Dataset entries on figures
________________________________________

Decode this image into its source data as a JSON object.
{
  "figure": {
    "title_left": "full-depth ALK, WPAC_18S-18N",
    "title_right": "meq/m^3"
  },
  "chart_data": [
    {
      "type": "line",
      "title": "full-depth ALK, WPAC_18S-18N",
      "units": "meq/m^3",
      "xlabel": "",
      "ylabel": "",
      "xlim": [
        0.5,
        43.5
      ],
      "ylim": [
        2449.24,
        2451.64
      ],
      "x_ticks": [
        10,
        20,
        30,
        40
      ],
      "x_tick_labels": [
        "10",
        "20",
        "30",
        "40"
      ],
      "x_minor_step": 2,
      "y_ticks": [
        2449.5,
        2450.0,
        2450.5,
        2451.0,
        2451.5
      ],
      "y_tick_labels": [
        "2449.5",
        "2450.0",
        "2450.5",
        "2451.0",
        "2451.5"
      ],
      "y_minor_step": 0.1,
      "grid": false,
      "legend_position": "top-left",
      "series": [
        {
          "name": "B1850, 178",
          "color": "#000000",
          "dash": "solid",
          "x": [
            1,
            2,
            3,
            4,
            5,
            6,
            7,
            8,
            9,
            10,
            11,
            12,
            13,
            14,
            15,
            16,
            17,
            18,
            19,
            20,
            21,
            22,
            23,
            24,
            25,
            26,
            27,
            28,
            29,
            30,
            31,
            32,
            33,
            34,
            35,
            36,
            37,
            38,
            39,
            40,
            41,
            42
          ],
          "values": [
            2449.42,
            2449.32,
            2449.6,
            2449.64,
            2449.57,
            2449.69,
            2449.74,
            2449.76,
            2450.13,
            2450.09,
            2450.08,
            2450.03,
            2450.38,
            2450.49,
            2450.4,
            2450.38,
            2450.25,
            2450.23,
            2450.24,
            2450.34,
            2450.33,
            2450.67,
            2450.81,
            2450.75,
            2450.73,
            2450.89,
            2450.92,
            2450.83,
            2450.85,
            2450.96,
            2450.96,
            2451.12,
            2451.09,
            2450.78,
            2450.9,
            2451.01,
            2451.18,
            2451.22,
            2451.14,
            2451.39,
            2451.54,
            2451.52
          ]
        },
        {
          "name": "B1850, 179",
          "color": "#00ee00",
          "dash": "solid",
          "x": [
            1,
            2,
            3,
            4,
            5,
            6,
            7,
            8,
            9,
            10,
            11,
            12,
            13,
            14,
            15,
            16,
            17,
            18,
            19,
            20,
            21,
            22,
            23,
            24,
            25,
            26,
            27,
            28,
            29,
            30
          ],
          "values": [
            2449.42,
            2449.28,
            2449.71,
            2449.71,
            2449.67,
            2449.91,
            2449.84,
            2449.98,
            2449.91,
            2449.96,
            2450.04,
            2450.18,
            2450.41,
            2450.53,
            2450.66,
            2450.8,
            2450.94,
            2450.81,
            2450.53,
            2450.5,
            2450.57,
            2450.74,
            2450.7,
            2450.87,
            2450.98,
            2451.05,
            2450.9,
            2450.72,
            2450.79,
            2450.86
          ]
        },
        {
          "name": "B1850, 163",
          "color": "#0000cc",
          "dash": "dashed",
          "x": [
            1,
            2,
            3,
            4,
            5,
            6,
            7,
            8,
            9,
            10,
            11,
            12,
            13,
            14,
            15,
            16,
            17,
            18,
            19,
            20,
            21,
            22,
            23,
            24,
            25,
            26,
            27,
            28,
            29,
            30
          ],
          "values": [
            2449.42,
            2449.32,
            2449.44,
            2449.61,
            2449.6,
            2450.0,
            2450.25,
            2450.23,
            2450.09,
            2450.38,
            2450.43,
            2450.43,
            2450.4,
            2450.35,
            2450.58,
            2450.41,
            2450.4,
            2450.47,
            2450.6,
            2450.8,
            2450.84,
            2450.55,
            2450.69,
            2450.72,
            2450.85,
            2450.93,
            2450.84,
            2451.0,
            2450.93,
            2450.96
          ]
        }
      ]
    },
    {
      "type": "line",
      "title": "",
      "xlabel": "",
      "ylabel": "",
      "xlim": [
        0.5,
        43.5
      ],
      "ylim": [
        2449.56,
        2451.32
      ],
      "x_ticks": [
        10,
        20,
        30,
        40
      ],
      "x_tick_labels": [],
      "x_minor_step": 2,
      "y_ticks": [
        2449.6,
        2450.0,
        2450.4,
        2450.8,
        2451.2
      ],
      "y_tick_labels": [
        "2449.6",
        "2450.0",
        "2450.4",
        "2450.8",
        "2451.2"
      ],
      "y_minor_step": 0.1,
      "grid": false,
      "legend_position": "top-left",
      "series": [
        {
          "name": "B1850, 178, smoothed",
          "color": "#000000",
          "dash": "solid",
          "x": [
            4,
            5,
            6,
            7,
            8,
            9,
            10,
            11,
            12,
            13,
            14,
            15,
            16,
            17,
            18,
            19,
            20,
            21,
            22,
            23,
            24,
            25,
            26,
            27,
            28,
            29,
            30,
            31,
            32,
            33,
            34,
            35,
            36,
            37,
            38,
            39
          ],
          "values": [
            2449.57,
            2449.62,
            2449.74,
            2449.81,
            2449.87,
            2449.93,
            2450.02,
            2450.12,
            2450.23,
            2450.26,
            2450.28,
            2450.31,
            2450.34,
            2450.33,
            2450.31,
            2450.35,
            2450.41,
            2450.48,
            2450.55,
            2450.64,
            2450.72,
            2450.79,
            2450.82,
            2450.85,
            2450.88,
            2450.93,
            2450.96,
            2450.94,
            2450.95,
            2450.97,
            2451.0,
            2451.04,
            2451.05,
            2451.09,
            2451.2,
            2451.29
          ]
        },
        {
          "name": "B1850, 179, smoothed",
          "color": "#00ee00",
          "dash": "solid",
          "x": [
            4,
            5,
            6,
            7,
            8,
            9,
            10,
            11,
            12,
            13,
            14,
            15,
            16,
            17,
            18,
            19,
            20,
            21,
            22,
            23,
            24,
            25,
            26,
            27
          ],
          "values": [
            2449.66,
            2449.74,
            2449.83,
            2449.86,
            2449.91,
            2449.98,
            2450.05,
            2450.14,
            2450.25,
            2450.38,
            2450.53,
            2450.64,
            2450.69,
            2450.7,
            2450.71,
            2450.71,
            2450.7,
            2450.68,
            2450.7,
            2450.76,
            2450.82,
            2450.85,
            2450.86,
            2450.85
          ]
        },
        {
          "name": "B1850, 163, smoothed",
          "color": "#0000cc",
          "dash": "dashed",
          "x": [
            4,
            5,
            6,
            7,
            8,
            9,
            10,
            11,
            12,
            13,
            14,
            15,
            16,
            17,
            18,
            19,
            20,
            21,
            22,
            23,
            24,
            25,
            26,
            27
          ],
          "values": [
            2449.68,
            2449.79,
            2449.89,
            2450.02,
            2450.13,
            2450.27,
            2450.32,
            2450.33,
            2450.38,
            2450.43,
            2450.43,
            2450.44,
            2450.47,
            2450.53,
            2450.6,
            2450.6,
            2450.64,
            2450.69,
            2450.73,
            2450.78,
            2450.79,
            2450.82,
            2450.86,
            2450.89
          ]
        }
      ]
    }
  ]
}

________________________________________

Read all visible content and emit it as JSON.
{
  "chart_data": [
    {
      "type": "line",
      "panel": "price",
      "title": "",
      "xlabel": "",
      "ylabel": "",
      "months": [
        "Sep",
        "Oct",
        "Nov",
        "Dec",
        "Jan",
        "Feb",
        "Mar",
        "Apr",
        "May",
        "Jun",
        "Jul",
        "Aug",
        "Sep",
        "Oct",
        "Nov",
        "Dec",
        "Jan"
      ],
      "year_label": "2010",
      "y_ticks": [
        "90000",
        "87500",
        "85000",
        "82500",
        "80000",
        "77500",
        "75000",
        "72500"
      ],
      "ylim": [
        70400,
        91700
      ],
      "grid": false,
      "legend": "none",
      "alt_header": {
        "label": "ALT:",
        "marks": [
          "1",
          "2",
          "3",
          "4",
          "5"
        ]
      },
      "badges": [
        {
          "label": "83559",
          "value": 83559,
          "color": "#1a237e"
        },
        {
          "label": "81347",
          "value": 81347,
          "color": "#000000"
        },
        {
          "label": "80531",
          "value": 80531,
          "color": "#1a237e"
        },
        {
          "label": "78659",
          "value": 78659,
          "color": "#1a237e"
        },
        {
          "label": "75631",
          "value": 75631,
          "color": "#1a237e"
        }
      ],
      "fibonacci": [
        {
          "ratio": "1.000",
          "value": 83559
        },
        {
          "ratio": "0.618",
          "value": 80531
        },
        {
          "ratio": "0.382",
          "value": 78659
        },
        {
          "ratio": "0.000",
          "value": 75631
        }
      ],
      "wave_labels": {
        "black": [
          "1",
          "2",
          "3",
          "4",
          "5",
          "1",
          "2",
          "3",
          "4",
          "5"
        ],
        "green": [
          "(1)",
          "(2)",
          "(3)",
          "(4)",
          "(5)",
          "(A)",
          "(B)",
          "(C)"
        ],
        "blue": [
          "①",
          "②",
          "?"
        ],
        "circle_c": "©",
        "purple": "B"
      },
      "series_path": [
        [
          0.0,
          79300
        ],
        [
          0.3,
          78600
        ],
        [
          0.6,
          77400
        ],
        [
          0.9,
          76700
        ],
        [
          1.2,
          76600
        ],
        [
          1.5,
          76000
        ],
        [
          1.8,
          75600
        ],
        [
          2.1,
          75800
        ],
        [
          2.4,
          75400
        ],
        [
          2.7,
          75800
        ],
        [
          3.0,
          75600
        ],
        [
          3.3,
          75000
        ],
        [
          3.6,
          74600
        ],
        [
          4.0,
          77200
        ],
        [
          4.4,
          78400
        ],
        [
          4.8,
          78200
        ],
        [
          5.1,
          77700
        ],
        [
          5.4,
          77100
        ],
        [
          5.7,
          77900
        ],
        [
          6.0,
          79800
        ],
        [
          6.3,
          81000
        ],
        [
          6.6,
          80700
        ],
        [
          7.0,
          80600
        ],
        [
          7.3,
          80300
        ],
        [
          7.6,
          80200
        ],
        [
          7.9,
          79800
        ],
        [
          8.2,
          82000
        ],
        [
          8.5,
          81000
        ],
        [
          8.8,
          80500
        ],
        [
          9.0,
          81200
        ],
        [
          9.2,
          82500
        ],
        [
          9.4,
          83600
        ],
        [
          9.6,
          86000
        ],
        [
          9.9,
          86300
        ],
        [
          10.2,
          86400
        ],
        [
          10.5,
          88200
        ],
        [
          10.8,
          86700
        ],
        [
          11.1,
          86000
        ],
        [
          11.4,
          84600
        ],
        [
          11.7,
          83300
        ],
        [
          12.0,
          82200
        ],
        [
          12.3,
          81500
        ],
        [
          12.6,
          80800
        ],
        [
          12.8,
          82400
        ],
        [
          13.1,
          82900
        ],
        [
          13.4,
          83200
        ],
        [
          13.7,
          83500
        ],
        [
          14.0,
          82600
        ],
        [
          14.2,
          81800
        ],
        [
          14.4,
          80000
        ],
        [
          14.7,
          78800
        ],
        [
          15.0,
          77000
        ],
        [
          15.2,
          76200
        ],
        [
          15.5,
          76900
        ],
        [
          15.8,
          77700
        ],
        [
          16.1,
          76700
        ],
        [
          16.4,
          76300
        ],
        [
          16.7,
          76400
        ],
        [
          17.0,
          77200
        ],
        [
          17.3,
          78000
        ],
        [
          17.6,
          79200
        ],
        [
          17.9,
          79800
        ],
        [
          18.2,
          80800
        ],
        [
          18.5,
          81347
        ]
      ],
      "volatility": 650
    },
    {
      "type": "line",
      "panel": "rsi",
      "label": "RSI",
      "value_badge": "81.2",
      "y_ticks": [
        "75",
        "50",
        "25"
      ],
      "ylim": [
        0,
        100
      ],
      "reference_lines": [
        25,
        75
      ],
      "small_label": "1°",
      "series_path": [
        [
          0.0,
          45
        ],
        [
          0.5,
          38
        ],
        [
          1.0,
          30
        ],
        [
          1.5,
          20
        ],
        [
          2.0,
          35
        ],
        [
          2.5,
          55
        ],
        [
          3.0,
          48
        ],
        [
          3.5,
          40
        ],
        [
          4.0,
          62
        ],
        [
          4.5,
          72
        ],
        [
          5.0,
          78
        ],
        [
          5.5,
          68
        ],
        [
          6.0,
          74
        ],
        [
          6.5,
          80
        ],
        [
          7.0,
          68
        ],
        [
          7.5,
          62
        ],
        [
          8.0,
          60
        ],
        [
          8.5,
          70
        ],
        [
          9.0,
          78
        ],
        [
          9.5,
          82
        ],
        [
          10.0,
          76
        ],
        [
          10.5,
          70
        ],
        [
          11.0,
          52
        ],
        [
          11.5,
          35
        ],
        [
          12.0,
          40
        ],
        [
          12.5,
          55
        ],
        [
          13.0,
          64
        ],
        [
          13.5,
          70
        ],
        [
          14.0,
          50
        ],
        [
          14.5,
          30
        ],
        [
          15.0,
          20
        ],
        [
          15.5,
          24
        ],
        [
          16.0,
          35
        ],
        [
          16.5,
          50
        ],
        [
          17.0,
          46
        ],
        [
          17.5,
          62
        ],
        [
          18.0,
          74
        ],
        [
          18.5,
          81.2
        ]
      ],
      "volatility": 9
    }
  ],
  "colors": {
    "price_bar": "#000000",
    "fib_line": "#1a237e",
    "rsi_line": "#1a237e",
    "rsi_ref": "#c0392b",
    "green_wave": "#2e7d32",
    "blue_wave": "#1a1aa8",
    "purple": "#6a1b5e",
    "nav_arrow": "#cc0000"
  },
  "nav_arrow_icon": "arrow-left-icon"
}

________________________________________

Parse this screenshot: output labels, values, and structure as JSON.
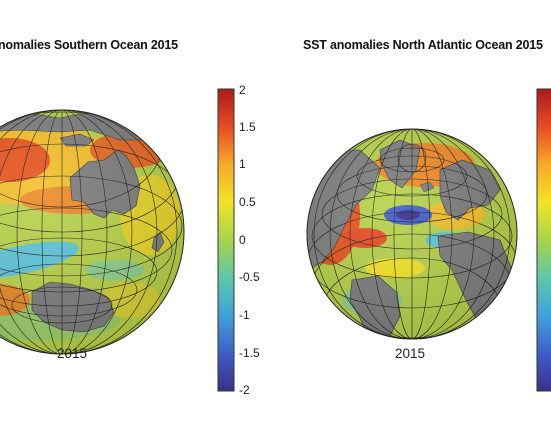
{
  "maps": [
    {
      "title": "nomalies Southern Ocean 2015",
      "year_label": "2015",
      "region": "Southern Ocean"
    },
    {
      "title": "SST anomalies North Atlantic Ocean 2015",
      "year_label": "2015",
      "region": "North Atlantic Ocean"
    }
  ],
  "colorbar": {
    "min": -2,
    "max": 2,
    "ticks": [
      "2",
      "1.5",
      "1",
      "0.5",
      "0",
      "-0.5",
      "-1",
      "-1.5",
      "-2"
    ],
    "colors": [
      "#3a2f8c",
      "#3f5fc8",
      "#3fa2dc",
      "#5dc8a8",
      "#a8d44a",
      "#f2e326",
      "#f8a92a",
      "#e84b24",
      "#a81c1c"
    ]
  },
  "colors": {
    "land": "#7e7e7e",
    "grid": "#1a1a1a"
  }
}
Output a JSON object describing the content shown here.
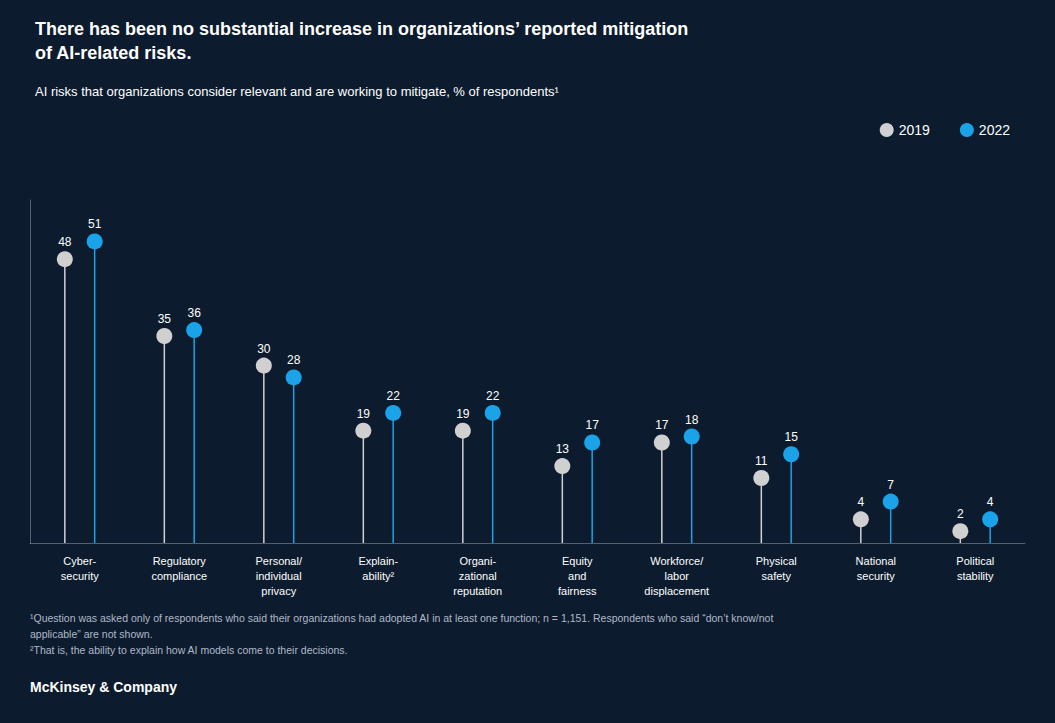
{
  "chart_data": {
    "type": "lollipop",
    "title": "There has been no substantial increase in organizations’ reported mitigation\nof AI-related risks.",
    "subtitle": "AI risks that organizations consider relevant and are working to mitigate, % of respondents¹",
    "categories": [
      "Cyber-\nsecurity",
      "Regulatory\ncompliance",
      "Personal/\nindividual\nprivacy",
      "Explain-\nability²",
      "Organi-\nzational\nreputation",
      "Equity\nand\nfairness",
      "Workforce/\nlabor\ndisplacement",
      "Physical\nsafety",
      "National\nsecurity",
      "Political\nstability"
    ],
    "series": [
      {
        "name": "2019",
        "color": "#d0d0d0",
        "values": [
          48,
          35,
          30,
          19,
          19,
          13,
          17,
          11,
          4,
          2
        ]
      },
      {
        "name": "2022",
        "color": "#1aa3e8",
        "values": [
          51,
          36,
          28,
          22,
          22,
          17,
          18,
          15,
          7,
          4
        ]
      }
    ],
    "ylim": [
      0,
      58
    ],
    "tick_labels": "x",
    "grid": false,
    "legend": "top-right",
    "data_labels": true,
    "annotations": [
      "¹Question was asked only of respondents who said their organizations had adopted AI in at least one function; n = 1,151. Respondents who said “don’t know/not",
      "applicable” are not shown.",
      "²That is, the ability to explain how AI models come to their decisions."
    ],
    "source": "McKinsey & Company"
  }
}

________________________________________

Exercise goal
Give the number of lines above in which the word "ratio" occurs, with nothing else.

Output
4